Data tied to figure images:

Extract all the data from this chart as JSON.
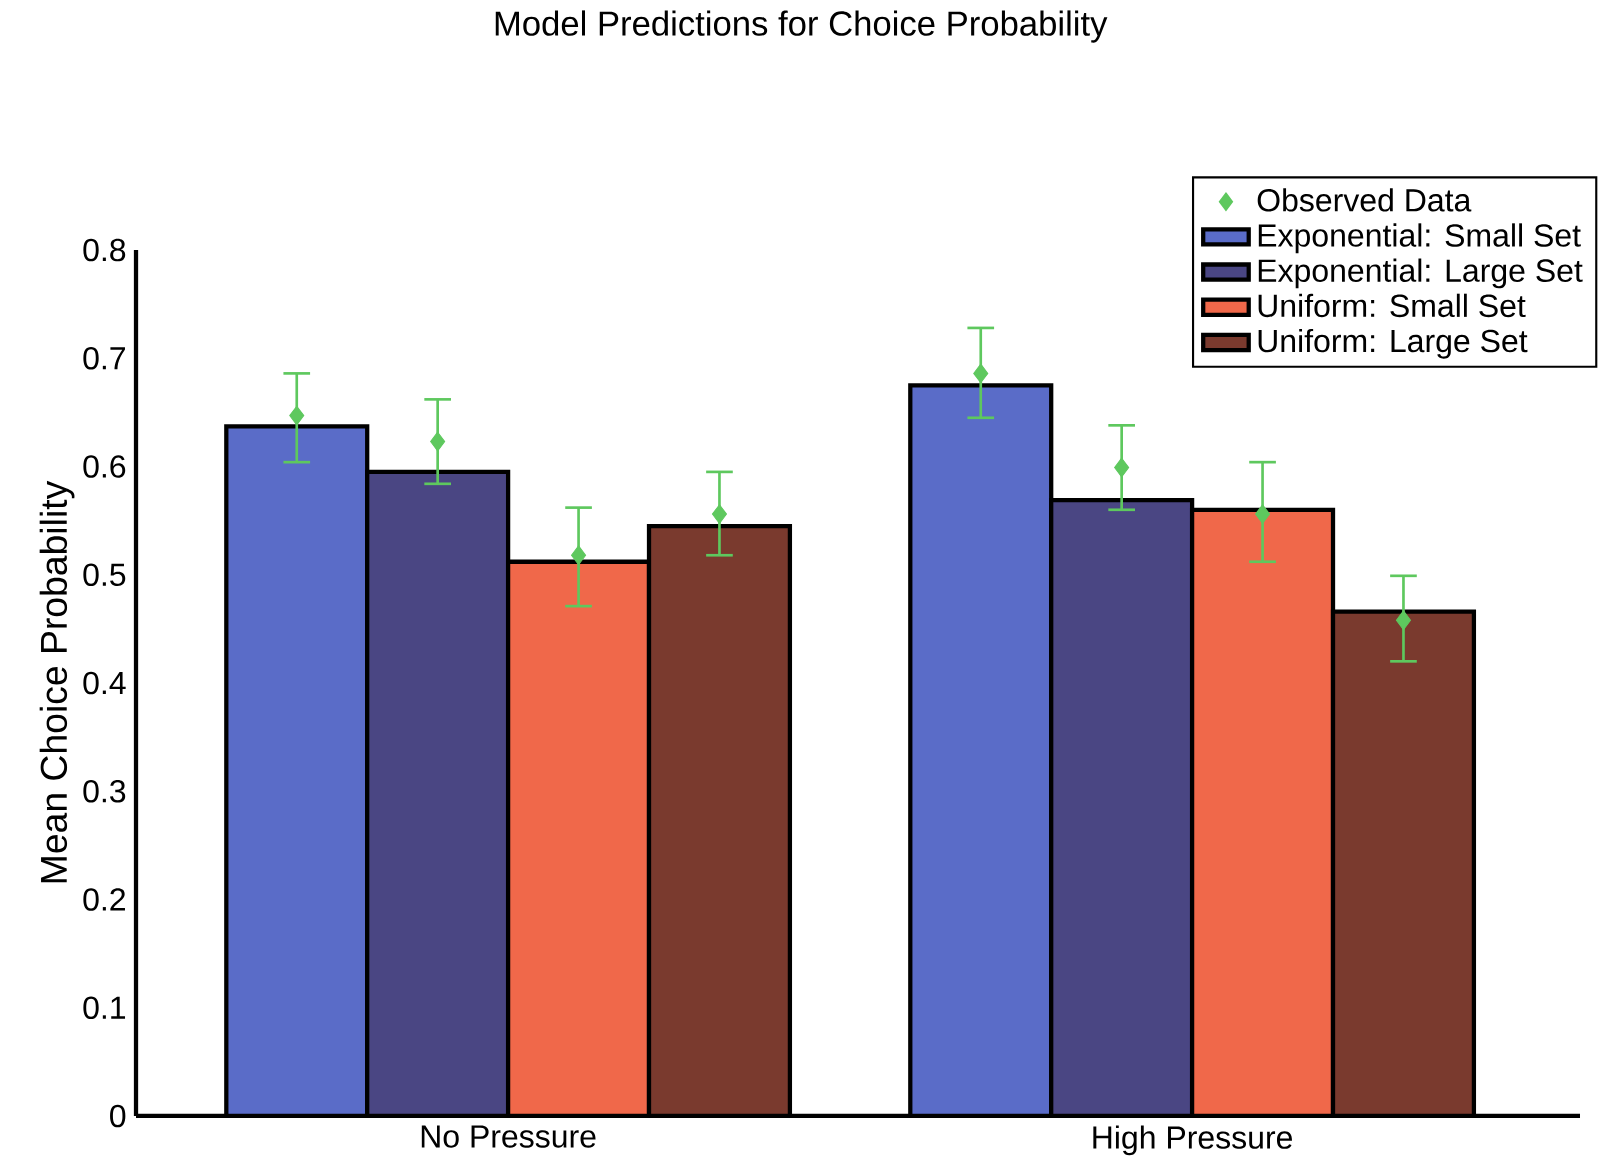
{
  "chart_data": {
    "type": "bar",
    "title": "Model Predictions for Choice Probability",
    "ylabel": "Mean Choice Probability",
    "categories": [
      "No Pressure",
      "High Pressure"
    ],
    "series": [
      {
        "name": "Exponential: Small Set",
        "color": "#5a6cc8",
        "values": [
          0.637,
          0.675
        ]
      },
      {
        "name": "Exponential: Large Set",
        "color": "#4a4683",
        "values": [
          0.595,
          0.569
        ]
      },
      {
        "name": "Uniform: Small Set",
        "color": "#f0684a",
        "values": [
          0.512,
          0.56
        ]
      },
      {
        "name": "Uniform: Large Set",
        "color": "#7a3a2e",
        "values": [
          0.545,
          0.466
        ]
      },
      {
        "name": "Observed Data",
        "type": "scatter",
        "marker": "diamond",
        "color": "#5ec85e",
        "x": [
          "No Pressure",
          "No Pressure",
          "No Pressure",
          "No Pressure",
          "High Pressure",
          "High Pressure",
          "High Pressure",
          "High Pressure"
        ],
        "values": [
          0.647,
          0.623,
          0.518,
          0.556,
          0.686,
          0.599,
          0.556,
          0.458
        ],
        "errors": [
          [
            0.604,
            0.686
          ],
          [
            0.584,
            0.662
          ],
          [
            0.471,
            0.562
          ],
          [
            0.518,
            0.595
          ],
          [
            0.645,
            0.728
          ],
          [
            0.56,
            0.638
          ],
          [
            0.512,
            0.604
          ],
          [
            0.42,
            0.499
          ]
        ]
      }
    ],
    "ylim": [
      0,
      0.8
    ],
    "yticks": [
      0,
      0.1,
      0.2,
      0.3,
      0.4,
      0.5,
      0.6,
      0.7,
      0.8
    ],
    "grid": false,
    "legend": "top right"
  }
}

* * *

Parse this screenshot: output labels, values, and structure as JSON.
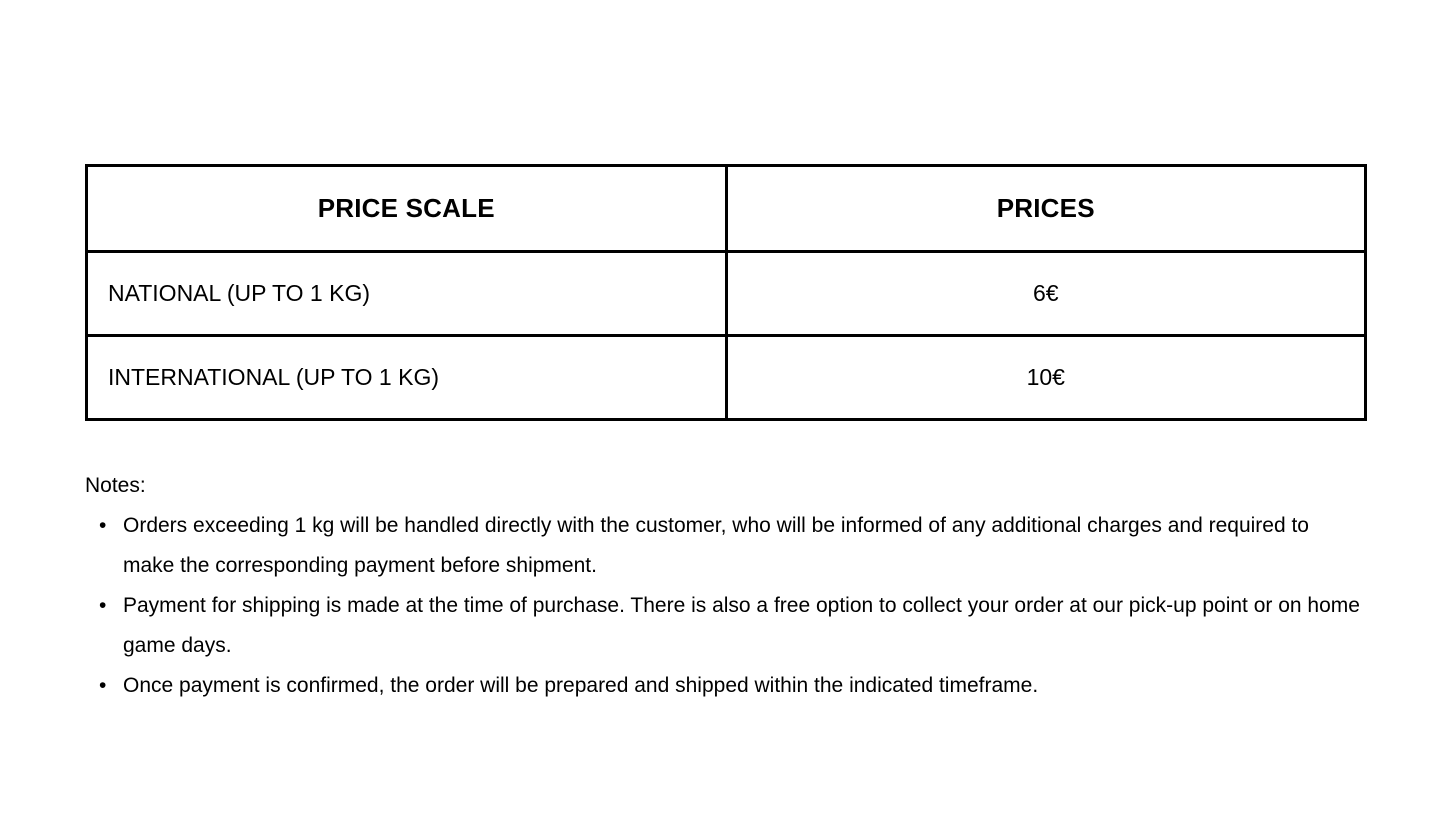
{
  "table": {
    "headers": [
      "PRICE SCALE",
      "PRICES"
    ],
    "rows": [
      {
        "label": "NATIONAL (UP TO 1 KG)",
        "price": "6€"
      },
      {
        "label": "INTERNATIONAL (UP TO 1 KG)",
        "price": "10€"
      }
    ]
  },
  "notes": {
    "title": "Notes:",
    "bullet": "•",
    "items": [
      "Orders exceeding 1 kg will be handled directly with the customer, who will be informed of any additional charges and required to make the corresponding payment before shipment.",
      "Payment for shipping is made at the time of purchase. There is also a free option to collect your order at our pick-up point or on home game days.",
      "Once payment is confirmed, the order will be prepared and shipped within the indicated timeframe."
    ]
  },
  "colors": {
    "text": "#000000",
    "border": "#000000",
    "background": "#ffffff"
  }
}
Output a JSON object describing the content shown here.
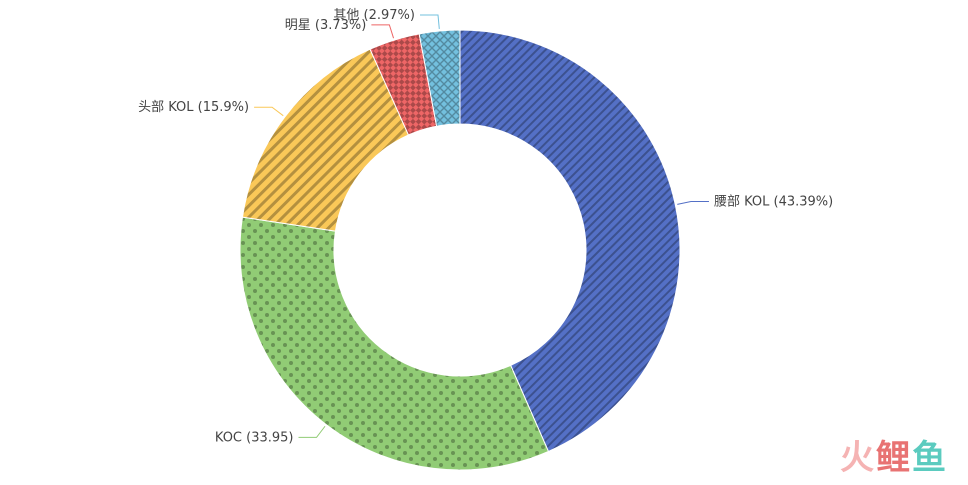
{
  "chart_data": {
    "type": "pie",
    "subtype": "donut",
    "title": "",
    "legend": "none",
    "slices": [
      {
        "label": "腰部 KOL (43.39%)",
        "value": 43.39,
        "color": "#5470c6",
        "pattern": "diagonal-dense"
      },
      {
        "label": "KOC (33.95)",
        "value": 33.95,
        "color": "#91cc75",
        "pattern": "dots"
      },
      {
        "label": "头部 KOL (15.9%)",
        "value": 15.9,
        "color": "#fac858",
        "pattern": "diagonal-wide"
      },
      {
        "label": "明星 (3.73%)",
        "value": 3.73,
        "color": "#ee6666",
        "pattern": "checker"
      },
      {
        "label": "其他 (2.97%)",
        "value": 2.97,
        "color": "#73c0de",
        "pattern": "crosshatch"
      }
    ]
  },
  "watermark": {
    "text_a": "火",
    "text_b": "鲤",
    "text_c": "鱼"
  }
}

WHAT IS ASKED
Among the lines of the data, identify those with the word "Exponential". Copy each of them.

EXERCISE ANSWER
        "name": "Exponential: Small Set",
        "name": "Exponential: Large Set",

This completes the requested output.